● **GIVEN PROBLEM**
Pull out every line with the word "title".

Stored data
----------

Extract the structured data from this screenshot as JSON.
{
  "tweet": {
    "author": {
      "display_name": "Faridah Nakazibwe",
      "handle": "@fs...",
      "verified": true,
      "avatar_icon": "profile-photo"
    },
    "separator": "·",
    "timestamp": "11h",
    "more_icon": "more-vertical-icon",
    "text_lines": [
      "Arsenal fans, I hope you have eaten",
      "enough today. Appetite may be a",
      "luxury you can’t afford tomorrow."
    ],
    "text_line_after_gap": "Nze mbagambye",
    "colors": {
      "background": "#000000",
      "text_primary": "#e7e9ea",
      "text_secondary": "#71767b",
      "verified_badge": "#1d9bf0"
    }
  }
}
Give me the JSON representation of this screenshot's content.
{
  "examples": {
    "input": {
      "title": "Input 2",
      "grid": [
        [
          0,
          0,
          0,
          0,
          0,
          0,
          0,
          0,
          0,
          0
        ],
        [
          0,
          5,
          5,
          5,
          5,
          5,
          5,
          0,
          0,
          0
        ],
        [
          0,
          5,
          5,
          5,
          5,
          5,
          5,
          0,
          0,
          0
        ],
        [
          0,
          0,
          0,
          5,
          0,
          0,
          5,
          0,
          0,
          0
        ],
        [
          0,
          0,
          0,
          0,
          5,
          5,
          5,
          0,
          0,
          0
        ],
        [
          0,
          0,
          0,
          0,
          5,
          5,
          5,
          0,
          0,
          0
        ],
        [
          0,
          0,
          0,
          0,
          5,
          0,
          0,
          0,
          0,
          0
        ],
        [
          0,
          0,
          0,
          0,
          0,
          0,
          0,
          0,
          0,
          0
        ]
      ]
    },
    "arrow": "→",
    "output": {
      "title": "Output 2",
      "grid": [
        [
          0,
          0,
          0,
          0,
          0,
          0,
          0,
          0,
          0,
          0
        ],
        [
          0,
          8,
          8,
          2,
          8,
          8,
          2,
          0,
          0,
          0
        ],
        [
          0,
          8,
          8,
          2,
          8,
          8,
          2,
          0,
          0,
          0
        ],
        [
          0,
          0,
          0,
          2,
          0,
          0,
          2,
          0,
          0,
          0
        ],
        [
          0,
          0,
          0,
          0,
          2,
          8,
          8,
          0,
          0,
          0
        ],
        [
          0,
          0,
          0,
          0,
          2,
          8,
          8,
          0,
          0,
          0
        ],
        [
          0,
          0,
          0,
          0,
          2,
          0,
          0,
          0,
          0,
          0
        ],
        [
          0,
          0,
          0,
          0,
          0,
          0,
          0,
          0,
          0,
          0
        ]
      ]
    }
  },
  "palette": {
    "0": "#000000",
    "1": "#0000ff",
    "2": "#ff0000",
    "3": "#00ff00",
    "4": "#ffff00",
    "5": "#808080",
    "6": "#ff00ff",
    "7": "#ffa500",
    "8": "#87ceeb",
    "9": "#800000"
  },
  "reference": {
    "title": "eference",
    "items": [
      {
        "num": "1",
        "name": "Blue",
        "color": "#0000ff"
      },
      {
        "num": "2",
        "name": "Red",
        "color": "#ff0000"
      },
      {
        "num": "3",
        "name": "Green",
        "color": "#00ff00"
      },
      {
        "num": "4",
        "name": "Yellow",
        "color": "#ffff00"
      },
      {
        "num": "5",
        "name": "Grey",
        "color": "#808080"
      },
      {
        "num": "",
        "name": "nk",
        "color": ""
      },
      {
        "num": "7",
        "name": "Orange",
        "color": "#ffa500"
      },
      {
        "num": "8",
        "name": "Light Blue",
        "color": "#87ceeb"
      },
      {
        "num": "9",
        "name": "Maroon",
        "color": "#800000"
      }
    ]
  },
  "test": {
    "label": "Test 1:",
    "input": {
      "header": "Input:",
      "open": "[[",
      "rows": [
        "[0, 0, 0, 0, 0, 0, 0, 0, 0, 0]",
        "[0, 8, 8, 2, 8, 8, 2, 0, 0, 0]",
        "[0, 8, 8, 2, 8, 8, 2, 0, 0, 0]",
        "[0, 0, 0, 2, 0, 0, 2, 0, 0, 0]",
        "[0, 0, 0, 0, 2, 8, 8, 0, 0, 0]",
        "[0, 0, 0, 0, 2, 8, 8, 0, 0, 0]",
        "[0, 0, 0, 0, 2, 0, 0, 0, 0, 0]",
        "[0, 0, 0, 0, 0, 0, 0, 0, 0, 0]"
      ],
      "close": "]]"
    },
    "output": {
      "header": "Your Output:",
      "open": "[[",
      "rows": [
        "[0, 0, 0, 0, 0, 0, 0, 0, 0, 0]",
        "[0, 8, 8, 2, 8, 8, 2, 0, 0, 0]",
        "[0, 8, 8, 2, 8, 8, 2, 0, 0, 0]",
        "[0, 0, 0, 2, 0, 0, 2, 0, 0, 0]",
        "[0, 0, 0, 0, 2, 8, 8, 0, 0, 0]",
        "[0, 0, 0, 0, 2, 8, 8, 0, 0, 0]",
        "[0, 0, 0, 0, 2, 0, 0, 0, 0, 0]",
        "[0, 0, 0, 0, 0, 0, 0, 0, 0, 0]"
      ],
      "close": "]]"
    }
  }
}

----------

● **SOLUTION**
      "title": "Input 2",
      "title": "Output 2",
    "title": "eference",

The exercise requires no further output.